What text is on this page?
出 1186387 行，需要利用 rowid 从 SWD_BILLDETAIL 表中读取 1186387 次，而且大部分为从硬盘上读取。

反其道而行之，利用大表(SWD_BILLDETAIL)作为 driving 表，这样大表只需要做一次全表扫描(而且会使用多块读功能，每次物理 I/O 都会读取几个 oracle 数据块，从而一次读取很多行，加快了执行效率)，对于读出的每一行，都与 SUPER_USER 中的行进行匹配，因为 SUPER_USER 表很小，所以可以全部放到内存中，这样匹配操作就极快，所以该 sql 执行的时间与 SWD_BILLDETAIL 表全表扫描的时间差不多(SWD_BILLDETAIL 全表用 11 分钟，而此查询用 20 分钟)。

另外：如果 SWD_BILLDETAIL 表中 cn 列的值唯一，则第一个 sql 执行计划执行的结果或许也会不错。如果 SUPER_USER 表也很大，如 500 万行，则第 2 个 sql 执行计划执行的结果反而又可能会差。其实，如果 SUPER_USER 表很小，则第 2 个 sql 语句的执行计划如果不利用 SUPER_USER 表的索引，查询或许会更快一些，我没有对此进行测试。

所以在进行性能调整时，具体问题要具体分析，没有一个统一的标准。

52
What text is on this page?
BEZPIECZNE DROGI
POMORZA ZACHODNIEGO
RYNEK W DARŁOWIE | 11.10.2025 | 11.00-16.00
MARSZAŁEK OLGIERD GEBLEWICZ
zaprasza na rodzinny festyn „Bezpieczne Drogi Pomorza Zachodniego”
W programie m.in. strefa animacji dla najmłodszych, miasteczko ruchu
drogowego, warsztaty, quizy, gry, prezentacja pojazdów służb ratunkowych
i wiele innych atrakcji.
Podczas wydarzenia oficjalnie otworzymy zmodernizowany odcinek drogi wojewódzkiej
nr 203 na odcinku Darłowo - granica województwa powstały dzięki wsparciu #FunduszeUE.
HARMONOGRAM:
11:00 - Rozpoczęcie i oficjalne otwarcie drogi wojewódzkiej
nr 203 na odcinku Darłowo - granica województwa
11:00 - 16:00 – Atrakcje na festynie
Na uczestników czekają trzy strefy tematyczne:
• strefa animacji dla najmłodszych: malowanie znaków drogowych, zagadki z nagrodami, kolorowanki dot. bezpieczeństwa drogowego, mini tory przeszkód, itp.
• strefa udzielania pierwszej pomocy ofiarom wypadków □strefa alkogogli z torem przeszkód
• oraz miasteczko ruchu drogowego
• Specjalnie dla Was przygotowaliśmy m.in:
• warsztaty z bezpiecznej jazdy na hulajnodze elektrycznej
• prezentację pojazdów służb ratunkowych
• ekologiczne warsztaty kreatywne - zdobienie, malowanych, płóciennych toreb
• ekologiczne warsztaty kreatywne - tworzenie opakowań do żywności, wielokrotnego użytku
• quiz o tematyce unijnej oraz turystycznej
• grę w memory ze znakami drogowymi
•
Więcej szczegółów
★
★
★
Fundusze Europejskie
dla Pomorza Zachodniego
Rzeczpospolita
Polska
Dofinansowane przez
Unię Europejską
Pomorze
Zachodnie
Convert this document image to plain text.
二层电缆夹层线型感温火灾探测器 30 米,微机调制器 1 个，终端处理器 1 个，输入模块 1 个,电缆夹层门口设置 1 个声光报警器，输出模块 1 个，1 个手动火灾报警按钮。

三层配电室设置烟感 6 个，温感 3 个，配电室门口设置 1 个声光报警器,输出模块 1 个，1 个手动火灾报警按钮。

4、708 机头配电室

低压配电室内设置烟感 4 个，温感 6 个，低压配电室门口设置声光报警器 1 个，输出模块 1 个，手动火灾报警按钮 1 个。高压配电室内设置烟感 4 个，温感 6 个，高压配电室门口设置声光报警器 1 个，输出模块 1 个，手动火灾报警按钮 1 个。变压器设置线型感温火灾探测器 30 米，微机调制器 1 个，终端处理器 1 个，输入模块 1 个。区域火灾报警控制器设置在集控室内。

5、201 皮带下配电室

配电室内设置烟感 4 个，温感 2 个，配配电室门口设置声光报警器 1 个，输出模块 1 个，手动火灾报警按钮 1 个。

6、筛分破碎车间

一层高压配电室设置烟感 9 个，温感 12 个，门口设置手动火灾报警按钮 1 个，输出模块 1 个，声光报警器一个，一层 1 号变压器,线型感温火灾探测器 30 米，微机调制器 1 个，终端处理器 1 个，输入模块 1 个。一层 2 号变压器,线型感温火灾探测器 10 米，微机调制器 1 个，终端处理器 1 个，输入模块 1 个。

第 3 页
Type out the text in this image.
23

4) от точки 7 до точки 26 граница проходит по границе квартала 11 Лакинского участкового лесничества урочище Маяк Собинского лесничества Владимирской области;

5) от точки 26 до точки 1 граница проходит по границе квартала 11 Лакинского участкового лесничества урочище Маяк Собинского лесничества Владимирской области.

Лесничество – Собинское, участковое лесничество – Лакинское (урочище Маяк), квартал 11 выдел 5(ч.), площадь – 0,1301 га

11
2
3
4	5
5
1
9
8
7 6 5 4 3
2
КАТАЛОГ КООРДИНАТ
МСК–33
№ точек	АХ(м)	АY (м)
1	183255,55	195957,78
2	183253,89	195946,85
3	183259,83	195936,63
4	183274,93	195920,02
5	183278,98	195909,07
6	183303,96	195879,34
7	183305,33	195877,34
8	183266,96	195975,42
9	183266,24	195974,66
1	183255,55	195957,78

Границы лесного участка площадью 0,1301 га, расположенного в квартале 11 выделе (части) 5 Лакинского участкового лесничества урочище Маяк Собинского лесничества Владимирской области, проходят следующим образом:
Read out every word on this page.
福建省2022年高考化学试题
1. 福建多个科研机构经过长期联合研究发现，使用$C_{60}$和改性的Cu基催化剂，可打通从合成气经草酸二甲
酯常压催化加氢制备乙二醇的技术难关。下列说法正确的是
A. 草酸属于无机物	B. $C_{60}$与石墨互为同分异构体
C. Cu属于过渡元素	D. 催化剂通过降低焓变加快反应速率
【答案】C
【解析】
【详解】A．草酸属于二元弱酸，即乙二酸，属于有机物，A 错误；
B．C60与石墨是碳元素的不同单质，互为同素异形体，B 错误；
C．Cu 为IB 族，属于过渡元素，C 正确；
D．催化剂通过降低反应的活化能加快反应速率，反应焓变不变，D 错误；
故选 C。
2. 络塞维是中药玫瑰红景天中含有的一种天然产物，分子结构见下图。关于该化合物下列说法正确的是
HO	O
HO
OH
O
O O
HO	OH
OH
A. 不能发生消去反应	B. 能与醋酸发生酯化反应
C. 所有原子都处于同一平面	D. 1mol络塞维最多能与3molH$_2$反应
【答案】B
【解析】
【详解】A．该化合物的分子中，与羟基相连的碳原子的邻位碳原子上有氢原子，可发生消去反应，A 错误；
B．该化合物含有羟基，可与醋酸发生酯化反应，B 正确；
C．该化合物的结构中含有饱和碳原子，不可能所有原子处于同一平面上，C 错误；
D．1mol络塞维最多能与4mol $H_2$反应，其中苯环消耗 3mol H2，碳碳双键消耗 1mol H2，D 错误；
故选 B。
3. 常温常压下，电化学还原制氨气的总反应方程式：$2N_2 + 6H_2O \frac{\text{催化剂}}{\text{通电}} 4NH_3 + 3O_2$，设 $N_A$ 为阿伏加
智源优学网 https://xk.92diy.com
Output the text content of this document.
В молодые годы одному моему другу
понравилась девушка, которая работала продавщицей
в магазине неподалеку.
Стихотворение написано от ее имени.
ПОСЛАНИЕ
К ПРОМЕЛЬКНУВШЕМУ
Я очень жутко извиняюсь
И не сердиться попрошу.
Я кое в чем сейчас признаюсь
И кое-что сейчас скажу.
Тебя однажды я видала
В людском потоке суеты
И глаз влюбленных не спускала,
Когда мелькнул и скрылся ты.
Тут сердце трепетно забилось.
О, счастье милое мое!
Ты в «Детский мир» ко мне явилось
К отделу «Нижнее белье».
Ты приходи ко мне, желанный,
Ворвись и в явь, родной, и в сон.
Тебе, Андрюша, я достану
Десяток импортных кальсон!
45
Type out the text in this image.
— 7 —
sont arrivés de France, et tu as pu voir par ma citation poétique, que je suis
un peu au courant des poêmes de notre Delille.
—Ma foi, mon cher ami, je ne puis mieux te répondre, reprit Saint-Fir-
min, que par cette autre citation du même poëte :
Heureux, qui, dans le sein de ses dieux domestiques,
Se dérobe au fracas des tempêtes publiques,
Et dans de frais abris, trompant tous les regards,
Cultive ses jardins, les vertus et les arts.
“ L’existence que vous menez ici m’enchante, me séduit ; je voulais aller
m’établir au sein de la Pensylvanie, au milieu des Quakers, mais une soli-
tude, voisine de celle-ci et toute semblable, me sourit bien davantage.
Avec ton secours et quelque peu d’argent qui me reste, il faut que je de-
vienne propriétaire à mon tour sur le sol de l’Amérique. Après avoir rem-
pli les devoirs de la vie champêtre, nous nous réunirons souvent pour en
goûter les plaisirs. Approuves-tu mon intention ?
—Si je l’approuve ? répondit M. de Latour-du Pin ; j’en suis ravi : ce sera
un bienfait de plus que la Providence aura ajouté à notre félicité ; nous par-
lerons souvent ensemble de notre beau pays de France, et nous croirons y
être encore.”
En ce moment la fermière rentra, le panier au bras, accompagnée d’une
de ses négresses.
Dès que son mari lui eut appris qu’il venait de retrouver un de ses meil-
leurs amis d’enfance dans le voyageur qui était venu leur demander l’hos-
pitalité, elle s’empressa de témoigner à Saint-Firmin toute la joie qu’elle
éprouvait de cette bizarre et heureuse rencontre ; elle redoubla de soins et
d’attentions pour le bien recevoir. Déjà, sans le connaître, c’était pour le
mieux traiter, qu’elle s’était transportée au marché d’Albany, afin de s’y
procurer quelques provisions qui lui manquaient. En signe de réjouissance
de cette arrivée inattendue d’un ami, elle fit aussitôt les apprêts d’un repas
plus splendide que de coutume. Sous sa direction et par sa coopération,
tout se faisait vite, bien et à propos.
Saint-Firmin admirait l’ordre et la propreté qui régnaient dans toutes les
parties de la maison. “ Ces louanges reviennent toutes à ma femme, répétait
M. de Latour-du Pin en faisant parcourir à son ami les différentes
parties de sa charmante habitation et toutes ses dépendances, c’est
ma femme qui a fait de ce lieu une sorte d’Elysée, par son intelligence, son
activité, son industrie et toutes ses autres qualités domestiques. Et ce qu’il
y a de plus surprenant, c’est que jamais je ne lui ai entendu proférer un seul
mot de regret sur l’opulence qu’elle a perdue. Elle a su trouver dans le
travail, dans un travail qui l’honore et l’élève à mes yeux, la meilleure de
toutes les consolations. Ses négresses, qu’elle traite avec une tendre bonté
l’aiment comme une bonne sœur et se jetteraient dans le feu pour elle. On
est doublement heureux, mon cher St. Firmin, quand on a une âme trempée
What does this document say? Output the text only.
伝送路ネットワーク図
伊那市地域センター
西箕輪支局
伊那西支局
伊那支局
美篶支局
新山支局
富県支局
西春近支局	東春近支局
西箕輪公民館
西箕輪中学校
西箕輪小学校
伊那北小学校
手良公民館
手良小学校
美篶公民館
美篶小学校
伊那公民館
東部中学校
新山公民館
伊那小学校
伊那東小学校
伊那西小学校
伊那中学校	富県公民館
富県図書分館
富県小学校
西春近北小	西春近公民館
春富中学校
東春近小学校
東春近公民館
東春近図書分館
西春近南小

**Required task**
Copy each line from the records above that includes the string "souvent".

**Answer to this exercise**
pli les devoirs de la vie champêtre, nous nous réunirons souvent pour en
lerons souvent ensemble de notre beau pays de France, et nous croirons y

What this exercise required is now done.